→ What the task requires: Copy the following records line for line, with no changes.

→ Dataset records:
+-------+
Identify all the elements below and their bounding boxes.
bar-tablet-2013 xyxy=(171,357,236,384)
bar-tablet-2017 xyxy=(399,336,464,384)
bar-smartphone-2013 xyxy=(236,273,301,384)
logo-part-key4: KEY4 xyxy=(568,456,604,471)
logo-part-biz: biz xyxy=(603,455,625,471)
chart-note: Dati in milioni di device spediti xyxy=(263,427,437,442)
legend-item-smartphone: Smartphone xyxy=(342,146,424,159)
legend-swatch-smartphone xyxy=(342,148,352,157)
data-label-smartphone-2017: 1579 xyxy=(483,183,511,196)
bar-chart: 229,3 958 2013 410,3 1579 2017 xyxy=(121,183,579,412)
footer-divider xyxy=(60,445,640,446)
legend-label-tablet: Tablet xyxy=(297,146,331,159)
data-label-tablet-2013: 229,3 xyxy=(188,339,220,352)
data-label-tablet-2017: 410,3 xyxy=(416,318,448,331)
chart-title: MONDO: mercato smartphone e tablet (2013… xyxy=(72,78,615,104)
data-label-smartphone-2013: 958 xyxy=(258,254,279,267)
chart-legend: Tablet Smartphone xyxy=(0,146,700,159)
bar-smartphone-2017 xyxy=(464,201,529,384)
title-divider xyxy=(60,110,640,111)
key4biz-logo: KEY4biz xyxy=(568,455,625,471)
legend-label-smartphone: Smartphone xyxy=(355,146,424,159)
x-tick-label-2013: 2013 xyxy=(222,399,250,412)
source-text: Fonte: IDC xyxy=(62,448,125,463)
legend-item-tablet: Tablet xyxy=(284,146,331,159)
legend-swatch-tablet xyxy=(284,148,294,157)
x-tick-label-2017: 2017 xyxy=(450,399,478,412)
+-------+
→ Result for this exercise:
Identify all the elements below and their bounding boxes.
bar-tablet-2013 xyxy=(171,357,236,384)
bar-tablet-2017 xyxy=(399,336,464,384)
bar-smartphone-2013 xyxy=(236,273,301,384)
logo-part-key4: KEY4 xyxy=(568,456,604,471)
logo-part-biz: biz xyxy=(603,455,625,471)
chart-note: Dati in milioni di device spediti xyxy=(263,427,437,442)
legend-item-smartphone: Smartphone xyxy=(342,146,424,159)
legend-swatch-smartphone xyxy=(342,148,352,157)
data-label-smartphone-2017: 1579 xyxy=(483,183,511,196)
bar-chart: 229,3 958 2013 410,3 1579 2017 xyxy=(121,183,579,412)
footer-divider xyxy=(60,445,640,446)
legend-label-tablet: Tablet xyxy=(297,146,331,159)
data-label-tablet-2013: 229,3 xyxy=(188,339,220,352)
data-label-tablet-2017: 410,3 xyxy=(416,318,448,331)
chart-title: MONDO: mercato smartphone e tablet (2013… xyxy=(72,78,615,104)
data-label-smartphone-2013: 958 xyxy=(258,254,279,267)
chart-legend: Tablet Smartphone xyxy=(0,146,700,159)
bar-smartphone-2017 xyxy=(464,201,529,384)
title-divider xyxy=(60,110,640,111)
key4biz-logo: KEY4biz xyxy=(568,455,625,471)
legend-label-smartphone: Smartphone xyxy=(355,146,424,159)
x-tick-label-2013: 2013 xyxy=(222,399,250,412)
source-text: Fonte: IDC xyxy=(62,448,125,463)
legend-item-tablet: Tablet xyxy=(284,146,331,159)
legend-swatch-tablet xyxy=(284,148,294,157)
x-tick-label-2017: 2017 xyxy=(450,399,478,412)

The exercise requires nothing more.